(Collected data)
---------------
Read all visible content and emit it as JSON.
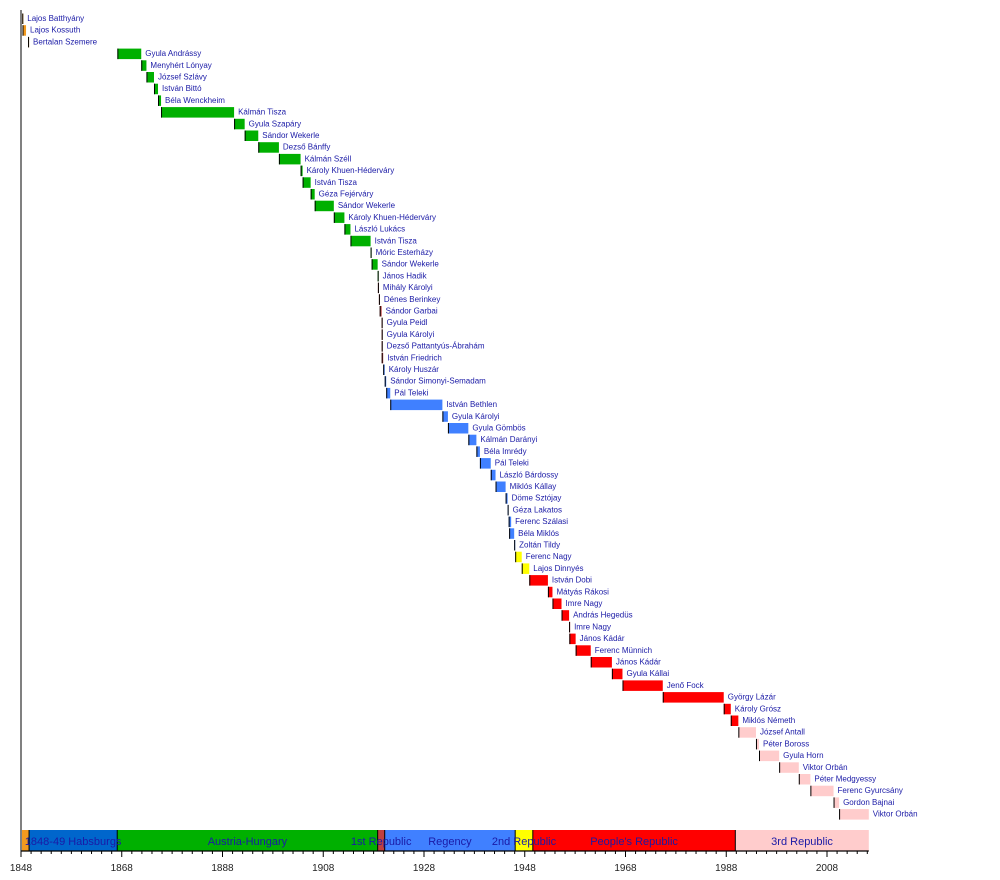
{
  "chart_data": {
    "type": "timeline",
    "title": "",
    "xlabel": "",
    "ylabel": "",
    "xlim": [
      1848,
      2016.3
    ],
    "x_ticks": [
      1848,
      1868,
      1888,
      1908,
      1928,
      1948,
      1968,
      1988,
      2008
    ],
    "x_tick_labels": [
      "1848",
      "1868",
      "1888",
      "1908",
      "1928",
      "1948",
      "1968",
      "1988",
      "2008"
    ],
    "era_colors": {
      "revolution": "#f39a1e",
      "habsburg": "#0066cc",
      "austria_hungary": "#00b000",
      "first_republic": "#c04040",
      "regency": "#4080ff",
      "second_republic": "#ffff00",
      "peoples_republic": "#ff0000",
      "third_republic": "#ffcccc"
    },
    "eras": [
      {
        "label": "",
        "key": "revolution",
        "start": 1848.2,
        "end": 1849.6
      },
      {
        "label": "1848-49 Habsburgs",
        "key": "habsburg",
        "start": 1849.6,
        "end": 1867.1
      },
      {
        "label": "Austria-Hungary",
        "key": "austria_hungary",
        "start": 1867.1,
        "end": 1918.8
      },
      {
        "label": "1st Republic",
        "key": "first_republic",
        "start": 1918.8,
        "end": 1920.2
      },
      {
        "label": "Regency",
        "key": "regency",
        "start": 1920.2,
        "end": 1946.1
      },
      {
        "label": "2nd Republic",
        "key": "second_republic",
        "start": 1946.1,
        "end": 1949.6
      },
      {
        "label": "People's Republic",
        "key": "peoples_republic",
        "start": 1949.6,
        "end": 1989.8
      },
      {
        "label": "3rd Republic",
        "key": "third_republic",
        "start": 1989.8,
        "end": 2016.3
      }
    ],
    "series": [
      {
        "name": "Lajos Batthyány",
        "start": 1848.25,
        "end": 1848.3,
        "era": "revolution"
      },
      {
        "name": "Lajos Kossuth",
        "start": 1848.3,
        "end": 1849.0,
        "era": "revolution"
      },
      {
        "name": "Bertalan Szemere",
        "start": 1849.4,
        "end": 1849.6,
        "era": "revolution"
      },
      {
        "name": "Gyula Andrássy",
        "start": 1867.13,
        "end": 1871.87,
        "era": "austria_hungary"
      },
      {
        "name": "Menyhért Lónyay",
        "start": 1871.87,
        "end": 1872.9,
        "era": "austria_hungary"
      },
      {
        "name": "József Szlávy",
        "start": 1872.9,
        "end": 1874.4,
        "era": "austria_hungary"
      },
      {
        "name": "István Bittó",
        "start": 1874.4,
        "end": 1875.2,
        "era": "austria_hungary"
      },
      {
        "name": "Béla Wenckheim",
        "start": 1875.2,
        "end": 1875.8,
        "era": "austria_hungary"
      },
      {
        "name": "Kálmán Tisza",
        "start": 1875.8,
        "end": 1890.3,
        "era": "austria_hungary"
      },
      {
        "name": "Gyula Szapáry",
        "start": 1890.3,
        "end": 1892.4,
        "era": "austria_hungary"
      },
      {
        "name": "Sándor Wekerle",
        "start": 1892.4,
        "end": 1895.1,
        "era": "austria_hungary"
      },
      {
        "name": "Dezső Bánffy",
        "start": 1895.1,
        "end": 1899.2,
        "era": "austria_hungary"
      },
      {
        "name": "Kálmán Széll",
        "start": 1899.2,
        "end": 1903.5,
        "era": "austria_hungary"
      },
      {
        "name": "Károly Khuen-Héderváry",
        "start": 1903.5,
        "end": 1903.9,
        "era": "austria_hungary"
      },
      {
        "name": "István Tisza",
        "start": 1903.9,
        "end": 1905.5,
        "era": "austria_hungary"
      },
      {
        "name": "Géza Fejérváry",
        "start": 1905.5,
        "end": 1906.3,
        "era": "austria_hungary"
      },
      {
        "name": "Sándor Wekerle",
        "start": 1906.3,
        "end": 1910.1,
        "era": "austria_hungary"
      },
      {
        "name": "Károly Khuen-Héderváry",
        "start": 1910.1,
        "end": 1912.2,
        "era": "austria_hungary"
      },
      {
        "name": "László Lukács",
        "start": 1912.2,
        "end": 1913.4,
        "era": "austria_hungary"
      },
      {
        "name": "István Tisza",
        "start": 1913.4,
        "end": 1917.4,
        "era": "austria_hungary"
      },
      {
        "name": "Móric Esterházy",
        "start": 1917.4,
        "end": 1917.6,
        "era": "austria_hungary"
      },
      {
        "name": "Sándor Wekerle",
        "start": 1917.6,
        "end": 1918.8,
        "era": "austria_hungary"
      },
      {
        "name": "János Hadik",
        "start": 1918.8,
        "end": 1918.85,
        "era": "austria_hungary"
      },
      {
        "name": "Mihály Károlyi",
        "start": 1918.85,
        "end": 1919.05,
        "era": "first_republic"
      },
      {
        "name": "Dénes Berinkey",
        "start": 1919.05,
        "end": 1919.2,
        "era": "first_republic"
      },
      {
        "name": "Sándor Garbai",
        "start": 1919.2,
        "end": 1919.59,
        "era": "first_republic"
      },
      {
        "name": "Gyula Peidl",
        "start": 1919.59,
        "end": 1919.6,
        "era": "first_republic"
      },
      {
        "name": "Gyula Károlyi",
        "start": 1919.6,
        "end": 1919.61,
        "era": "first_republic"
      },
      {
        "name": "Dezső Pattantyús-Ábrahám",
        "start": 1919.6,
        "end": 1919.61,
        "era": "first_republic"
      },
      {
        "name": "István Friedrich",
        "start": 1919.6,
        "end": 1919.9,
        "era": "first_republic"
      },
      {
        "name": "Károly Huszár",
        "start": 1919.9,
        "end": 1920.2,
        "era": "regency"
      },
      {
        "name": "Sándor Simonyi-Semadam",
        "start": 1920.2,
        "end": 1920.5,
        "era": "regency"
      },
      {
        "name": "Pál Teleki",
        "start": 1920.5,
        "end": 1921.3,
        "era": "regency"
      },
      {
        "name": "István Bethlen",
        "start": 1921.3,
        "end": 1931.65,
        "era": "regency"
      },
      {
        "name": "Gyula Károlyi",
        "start": 1931.65,
        "end": 1932.75,
        "era": "regency"
      },
      {
        "name": "Gyula Gömbös",
        "start": 1932.75,
        "end": 1936.8,
        "era": "regency"
      },
      {
        "name": "Kálmán Darányi",
        "start": 1936.8,
        "end": 1938.4,
        "era": "regency"
      },
      {
        "name": "Béla Imrédy",
        "start": 1938.4,
        "end": 1939.1,
        "era": "regency"
      },
      {
        "name": "Pál Teleki",
        "start": 1939.1,
        "end": 1941.25,
        "era": "regency"
      },
      {
        "name": "László Bárdossy",
        "start": 1941.25,
        "end": 1942.2,
        "era": "regency"
      },
      {
        "name": "Miklós Kállay",
        "start": 1942.2,
        "end": 1944.2,
        "era": "regency"
      },
      {
        "name": "Döme Sztójay",
        "start": 1944.2,
        "end": 1944.6,
        "era": "regency"
      },
      {
        "name": "Géza Lakatos",
        "start": 1944.6,
        "end": 1944.8,
        "era": "regency"
      },
      {
        "name": "Ferenc Szálasi",
        "start": 1944.8,
        "end": 1945.3,
        "era": "regency"
      },
      {
        "name": "Béla Miklós",
        "start": 1944.9,
        "end": 1945.9,
        "era": "regency"
      },
      {
        "name": "Zoltán Tildy",
        "start": 1945.9,
        "end": 1946.1,
        "era": "regency"
      },
      {
        "name": "Ferenc Nagy",
        "start": 1946.1,
        "end": 1947.4,
        "era": "second_republic"
      },
      {
        "name": "Lajos Dinnyés",
        "start": 1947.4,
        "end": 1948.9,
        "era": "second_republic"
      },
      {
        "name": "István Dobi",
        "start": 1948.9,
        "end": 1952.6,
        "era": "peoples_republic"
      },
      {
        "name": "Mátyás Rákosi",
        "start": 1952.6,
        "end": 1953.5,
        "era": "peoples_republic"
      },
      {
        "name": "Imre Nagy",
        "start": 1953.5,
        "end": 1955.3,
        "era": "peoples_republic"
      },
      {
        "name": "András Hegedüs",
        "start": 1955.3,
        "end": 1956.8,
        "era": "peoples_republic"
      },
      {
        "name": "Imre Nagy",
        "start": 1956.8,
        "end": 1956.85,
        "era": "peoples_republic"
      },
      {
        "name": "János Kádár",
        "start": 1956.85,
        "end": 1958.1,
        "era": "peoples_republic"
      },
      {
        "name": "Ferenc Münnich",
        "start": 1958.1,
        "end": 1961.1,
        "era": "peoples_republic"
      },
      {
        "name": "János Kádár",
        "start": 1961.1,
        "end": 1965.3,
        "era": "peoples_republic"
      },
      {
        "name": "Gyula Kállai",
        "start": 1965.3,
        "end": 1967.4,
        "era": "peoples_republic"
      },
      {
        "name": "Jenő Fock",
        "start": 1967.4,
        "end": 1975.4,
        "era": "peoples_republic"
      },
      {
        "name": "György Lázár",
        "start": 1975.4,
        "end": 1987.5,
        "era": "peoples_republic"
      },
      {
        "name": "Károly Grósz",
        "start": 1987.5,
        "end": 1988.9,
        "era": "peoples_republic"
      },
      {
        "name": "Miklós Németh",
        "start": 1988.9,
        "end": 1990.4,
        "era": "peoples_republic"
      },
      {
        "name": "József Antall",
        "start": 1990.4,
        "end": 1993.9,
        "era": "third_republic"
      },
      {
        "name": "Péter Boross",
        "start": 1993.9,
        "end": 1994.5,
        "era": "third_republic"
      },
      {
        "name": "Gyula Horn",
        "start": 1994.5,
        "end": 1998.5,
        "era": "third_republic"
      },
      {
        "name": "Viktor Orbán",
        "start": 1998.5,
        "end": 2002.4,
        "era": "third_republic"
      },
      {
        "name": "Péter Medgyessy",
        "start": 2002.4,
        "end": 2004.7,
        "era": "third_republic"
      },
      {
        "name": "Ferenc Gyurcsány",
        "start": 2004.7,
        "end": 2009.3,
        "era": "third_republic"
      },
      {
        "name": "Gordon Bajnai",
        "start": 2009.3,
        "end": 2010.4,
        "era": "third_republic"
      },
      {
        "name": "Viktor Orbán",
        "start": 2010.4,
        "end": 2016.3,
        "era": "third_republic"
      }
    ]
  }
}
---------------
- PROBLEM DETAILS:
Say how many lines above contain the string "Ferenc". Answer with the number only.

- FINISHED TASK:
4